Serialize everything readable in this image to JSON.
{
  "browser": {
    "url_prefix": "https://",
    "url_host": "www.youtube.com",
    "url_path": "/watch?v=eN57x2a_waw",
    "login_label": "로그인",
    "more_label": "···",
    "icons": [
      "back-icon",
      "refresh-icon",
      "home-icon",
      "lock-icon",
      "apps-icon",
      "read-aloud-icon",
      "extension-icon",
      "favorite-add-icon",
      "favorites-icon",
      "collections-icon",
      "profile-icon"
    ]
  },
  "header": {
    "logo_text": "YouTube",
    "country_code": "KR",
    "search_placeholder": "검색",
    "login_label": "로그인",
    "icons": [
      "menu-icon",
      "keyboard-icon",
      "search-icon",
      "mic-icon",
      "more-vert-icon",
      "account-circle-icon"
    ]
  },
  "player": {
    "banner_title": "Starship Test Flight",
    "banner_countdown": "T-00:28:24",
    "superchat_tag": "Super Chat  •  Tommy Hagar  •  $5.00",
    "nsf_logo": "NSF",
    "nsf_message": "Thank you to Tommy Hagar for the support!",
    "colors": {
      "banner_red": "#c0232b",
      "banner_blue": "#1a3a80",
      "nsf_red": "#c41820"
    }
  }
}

------------------------------------

Direction:
All of the data shown above must be copied exactly.

Final answer:
Serialize everything readable in this image to JSON.
{
  "browser": {
    "url_prefix": "https://",
    "url_host": "www.youtube.com",
    "url_path": "/watch?v=eN57x2a_waw",
    "login_label": "로그인",
    "more_label": "···",
    "icons": [
      "back-icon",
      "refresh-icon",
      "home-icon",
      "lock-icon",
      "apps-icon",
      "read-aloud-icon",
      "extension-icon",
      "favorite-add-icon",
      "favorites-icon",
      "collections-icon",
      "profile-icon"
    ]
  },
  "header": {
    "logo_text": "YouTube",
    "country_code": "KR",
    "search_placeholder": "검색",
    "login_label": "로그인",
    "icons": [
      "menu-icon",
      "keyboard-icon",
      "search-icon",
      "mic-icon",
      "more-vert-icon",
      "account-circle-icon"
    ]
  },
  "player": {
    "banner_title": "Starship Test Flight",
    "banner_countdown": "T-00:28:24",
    "superchat_tag": "Super Chat  •  Tommy Hagar  •  $5.00",
    "nsf_logo": "NSF",
    "nsf_message": "Thank you to Tommy Hagar for the support!",
    "colors": {
      "banner_red": "#c0232b",
      "banner_blue": "#1a3a80",
      "nsf_red": "#c41820"
    }
  }
}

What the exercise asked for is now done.